## Records for this exercise:
########

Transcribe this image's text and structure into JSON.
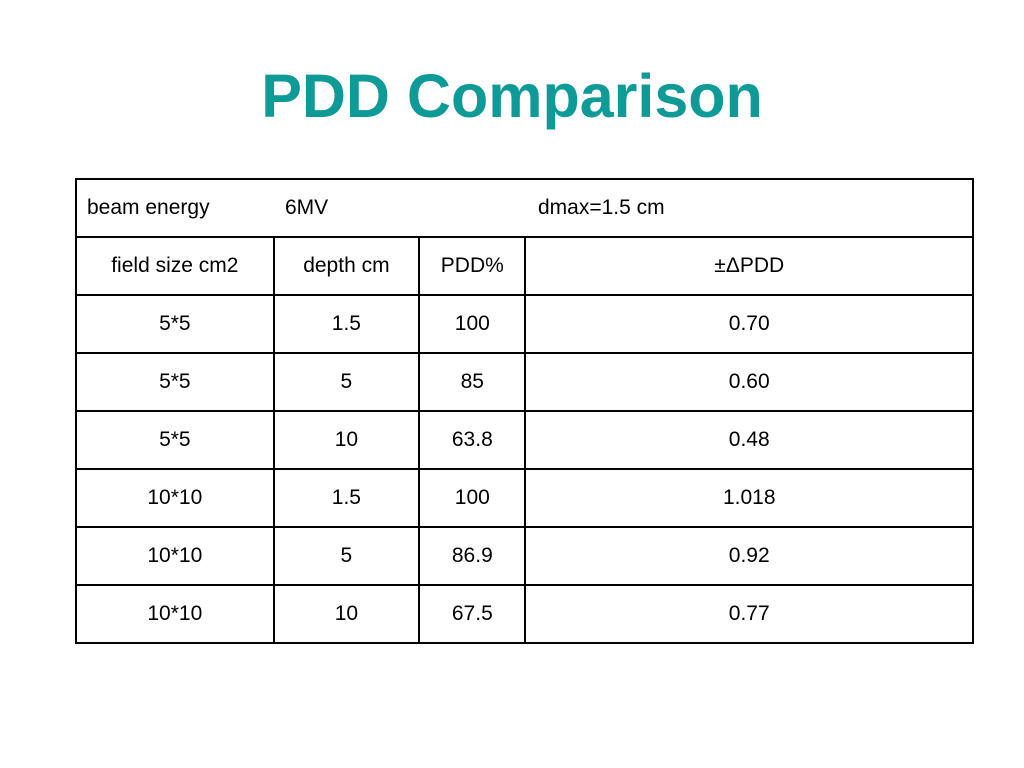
{
  "slide": {
    "title": "PDD Comparison",
    "title_color": "#0e9a96"
  },
  "table": {
    "info": {
      "beam_energy_label": "beam energy",
      "beam_energy_value": "6MV",
      "dmax": "dmax=1.5 cm"
    },
    "headers": [
      "field size cm2",
      "depth cm",
      "PDD%",
      "±ΔPDD"
    ],
    "rows": [
      [
        "5*5",
        "1.5",
        "100",
        "0.70"
      ],
      [
        "5*5",
        "5",
        "85",
        "0.60"
      ],
      [
        "5*5",
        "10",
        "63.8",
        "0.48"
      ],
      [
        "10*10",
        "1.5",
        "100",
        "1.018"
      ],
      [
        "10*10",
        "5",
        "86.9",
        "0.92"
      ],
      [
        "10*10",
        "10",
        "67.5",
        "0.77"
      ]
    ]
  }
}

########

## Given instruction:
Copy the records exactly. Skip the pictures.

## Output for this task:
Transcribe this image's text and structure into JSON.
{
  "slide": {
    "title": "PDD Comparison",
    "title_color": "#0e9a96"
  },
  "table": {
    "info": {
      "beam_energy_label": "beam energy",
      "beam_energy_value": "6MV",
      "dmax": "dmax=1.5 cm"
    },
    "headers": [
      "field size cm2",
      "depth cm",
      "PDD%",
      "±ΔPDD"
    ],
    "rows": [
      [
        "5*5",
        "1.5",
        "100",
        "0.70"
      ],
      [
        "5*5",
        "5",
        "85",
        "0.60"
      ],
      [
        "5*5",
        "10",
        "63.8",
        "0.48"
      ],
      [
        "10*10",
        "1.5",
        "100",
        "1.018"
      ],
      [
        "10*10",
        "5",
        "86.9",
        "0.92"
      ],
      [
        "10*10",
        "10",
        "67.5",
        "0.77"
      ]
    ]
  }
}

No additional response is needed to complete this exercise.